**REQUIRED TASK:**
Output every line of the data below verbatim, omitting the pictures.

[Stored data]
═══
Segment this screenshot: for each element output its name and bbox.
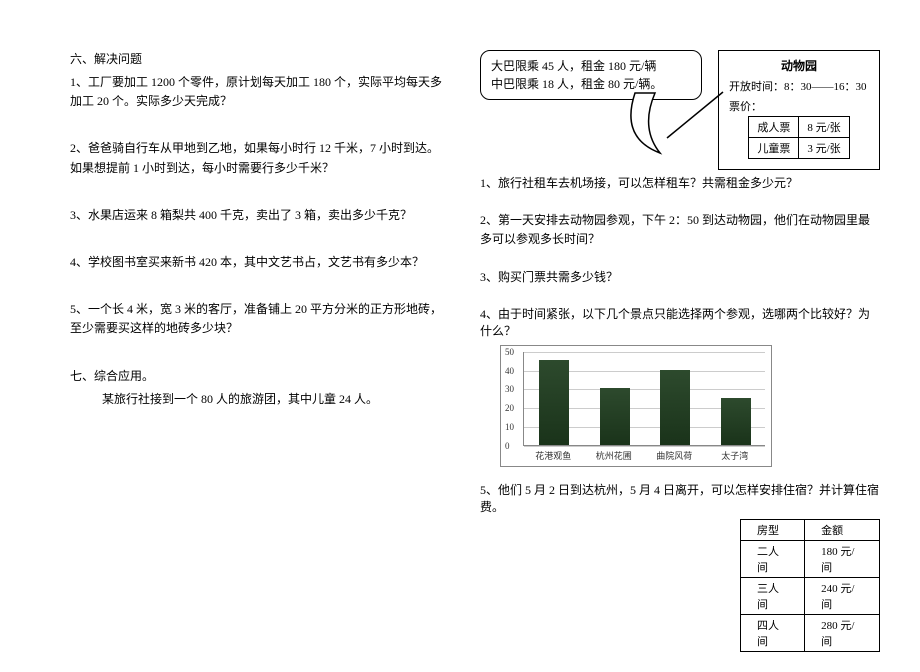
child-ticket-price: 3 元/张 [799, 138, 849, 159]
room-quad-label: 四人间 [741, 614, 805, 651]
chart-xtick: 曲院风荷 [656, 449, 692, 462]
chart-ytick: 50 [505, 347, 514, 357]
table-row: 三人间 240 元/间 [741, 577, 880, 614]
question-1: 1、工厂要加工 1200 个零件，原计划每天加工 180 个，实际平均每天多加工… [70, 73, 450, 111]
chart-ytick: 0 [505, 441, 510, 451]
table-row: 房型 金额 [741, 519, 880, 540]
chart-bar [539, 360, 569, 445]
table-row: 儿童票 3 元/张 [749, 138, 849, 159]
chart-ytick: 10 [505, 422, 514, 432]
pointer-line-icon [665, 90, 725, 144]
table-row: 四人间 280 元/间 [741, 614, 880, 651]
r-question-3: 3、购买门票共需多少钱？ [480, 268, 880, 287]
question-3: 3、水果店运来 8 箱梨共 400 千克，卖出了 3 箱，卖出多少千克？ [70, 206, 450, 225]
room-header-type: 房型 [741, 519, 805, 540]
room-price-table: 房型 金额 二人间 180 元/间 三人间 240 元/间 四人间 280 元/… [740, 519, 880, 652]
section-7-title: 七、综合应用。 [70, 367, 450, 384]
question-4: 4、学校图书室买来新书 420 本，其中文艺书占，文艺书有多少本？ [70, 253, 450, 272]
zoo-price-table: 成人票 8 元/张 儿童票 3 元/张 [748, 116, 849, 159]
r-question-5: 5、他们 5 月 2 日到达杭州，5 月 4 日离开，可以怎样安排住宿？并计算住… [480, 481, 880, 515]
chart-ytick: 30 [505, 384, 514, 394]
chart-bar [600, 388, 630, 444]
section-6-title: 六、解决问题 [70, 50, 450, 67]
chart-bar [721, 398, 751, 445]
room-triple-price: 240 元/间 [805, 577, 880, 614]
room-triple-label: 三人间 [741, 577, 805, 614]
question-2: 2、爸爸骑自行车从甲地到乙地，如果每小时行 12 千米，7 小时到达。如果想提前… [70, 139, 450, 177]
r-question-4: 4、由于时间紧张，以下几个景点只能选择两个参观，选哪两个比较好？为什么？ [480, 305, 880, 339]
room-quad-price: 280 元/间 [805, 614, 880, 651]
room-double-price: 180 元/间 [805, 540, 880, 577]
question-5: 5、一个长 4 米，宽 3 米的客厅，准备铺上 20 平方分米的正方形地砖，至少… [70, 300, 450, 338]
child-ticket-label: 儿童票 [749, 138, 799, 159]
chart-ytick: 20 [505, 403, 514, 413]
adult-ticket-label: 成人票 [749, 117, 799, 138]
chart-ytick: 40 [505, 366, 514, 376]
r-question-1: 1、旅行社租车去机场接，可以怎样租车？共需租金多少元？ [480, 174, 880, 193]
chart-xtick: 花港观鱼 [535, 449, 571, 462]
room-header-price: 金额 [805, 519, 880, 540]
room-double-label: 二人间 [741, 540, 805, 577]
table-row: 二人间 180 元/间 [741, 540, 880, 577]
r-question-2: 2、第一天安排去动物园参观，下午 2：50 到达动物园，他们在动物园里最多可以参… [480, 211, 880, 249]
zoo-price-label: 票价： [729, 98, 869, 114]
chart-xtick: 太子湾 [721, 449, 748, 462]
adult-ticket-price: 8 元/张 [799, 117, 849, 138]
bubble-line-1: 大巴限乘 45 人，租金 180 元/辆 [491, 57, 691, 75]
zoo-title: 动物园 [729, 57, 869, 74]
section-7-body: 某旅行社接到一个 80 人的旅游团，其中儿童 24 人。 [70, 390, 450, 407]
chart-bar [660, 370, 690, 445]
table-row: 成人票 8 元/张 [749, 117, 849, 138]
chart-xtick: 杭州花圃 [596, 449, 632, 462]
attraction-bar-chart: 0 10 20 30 40 50 花港观鱼 杭州花圃 曲院风荷 太子湾 [500, 345, 772, 467]
zoo-info-box: 动物园 开放时间：8：30——16：30 票价： 成人票 8 元/张 儿童票 3… [718, 50, 880, 170]
zoo-open-time: 开放时间：8：30——16：30 [729, 78, 869, 94]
═══
**CORRECT RESPONSE:**
Segment this screenshot: for each element output its name and bbox.
child-ticket-price: 3 元/张 [799, 138, 849, 159]
room-quad-label: 四人间 [741, 614, 805, 651]
chart-xtick: 曲院风荷 [656, 449, 692, 462]
chart-ytick: 50 [505, 347, 514, 357]
table-row: 三人间 240 元/间 [741, 577, 880, 614]
question-1: 1、工厂要加工 1200 个零件，原计划每天加工 180 个，实际平均每天多加工… [70, 73, 450, 111]
chart-ytick: 0 [505, 441, 510, 451]
table-row: 房型 金额 [741, 519, 880, 540]
chart-bar [539, 360, 569, 445]
table-row: 儿童票 3 元/张 [749, 138, 849, 159]
chart-ytick: 10 [505, 422, 514, 432]
pointer-line-icon [665, 90, 725, 144]
table-row: 四人间 280 元/间 [741, 614, 880, 651]
r-question-3: 3、购买门票共需多少钱？ [480, 268, 880, 287]
question-3: 3、水果店运来 8 箱梨共 400 千克，卖出了 3 箱，卖出多少千克？ [70, 206, 450, 225]
room-header-type: 房型 [741, 519, 805, 540]
room-price-table: 房型 金额 二人间 180 元/间 三人间 240 元/间 四人间 280 元/… [740, 519, 880, 652]
section-7-title: 七、综合应用。 [70, 367, 450, 384]
question-4: 4、学校图书室买来新书 420 本，其中文艺书占，文艺书有多少本？ [70, 253, 450, 272]
zoo-price-table: 成人票 8 元/张 儿童票 3 元/张 [748, 116, 849, 159]
r-question-5: 5、他们 5 月 2 日到达杭州，5 月 4 日离开，可以怎样安排住宿？并计算住… [480, 481, 880, 515]
chart-ytick: 30 [505, 384, 514, 394]
chart-bar [600, 388, 630, 444]
section-6-title: 六、解决问题 [70, 50, 450, 67]
chart-bar [721, 398, 751, 445]
room-triple-price: 240 元/间 [805, 577, 880, 614]
room-triple-label: 三人间 [741, 577, 805, 614]
question-2: 2、爸爸骑自行车从甲地到乙地，如果每小时行 12 千米，7 小时到达。如果想提前… [70, 139, 450, 177]
r-question-4: 4、由于时间紧张，以下几个景点只能选择两个参观，选哪两个比较好？为什么？ [480, 305, 880, 339]
room-quad-price: 280 元/间 [805, 614, 880, 651]
room-double-price: 180 元/间 [805, 540, 880, 577]
question-5: 5、一个长 4 米，宽 3 米的客厅，准备铺上 20 平方分米的正方形地砖，至少… [70, 300, 450, 338]
child-ticket-label: 儿童票 [749, 138, 799, 159]
chart-ytick: 20 [505, 403, 514, 413]
adult-ticket-label: 成人票 [749, 117, 799, 138]
chart-ytick: 40 [505, 366, 514, 376]
r-question-1: 1、旅行社租车去机场接，可以怎样租车？共需租金多少元？ [480, 174, 880, 193]
chart-xtick: 花港观鱼 [535, 449, 571, 462]
room-header-price: 金额 [805, 519, 880, 540]
room-double-label: 二人间 [741, 540, 805, 577]
table-row: 二人间 180 元/间 [741, 540, 880, 577]
r-question-2: 2、第一天安排去动物园参观，下午 2：50 到达动物园，他们在动物园里最多可以参… [480, 211, 880, 249]
zoo-price-label: 票价： [729, 98, 869, 114]
chart-xtick: 太子湾 [721, 449, 748, 462]
adult-ticket-price: 8 元/张 [799, 117, 849, 138]
bubble-line-1: 大巴限乘 45 人，租金 180 元/辆 [491, 57, 691, 75]
zoo-title: 动物园 [729, 57, 869, 74]
section-7-body: 某旅行社接到一个 80 人的旅游团，其中儿童 24 人。 [70, 390, 450, 407]
chart-bar [660, 370, 690, 445]
table-row: 成人票 8 元/张 [749, 117, 849, 138]
chart-xtick: 杭州花圃 [596, 449, 632, 462]
attraction-bar-chart: 0 10 20 30 40 50 花港观鱼 杭州花圃 曲院风荷 太子湾 [500, 345, 772, 467]
zoo-info-box: 动物园 开放时间：8：30——16：30 票价： 成人票 8 元/张 儿童票 3… [718, 50, 880, 170]
zoo-open-time: 开放时间：8：30——16：30 [729, 78, 869, 94]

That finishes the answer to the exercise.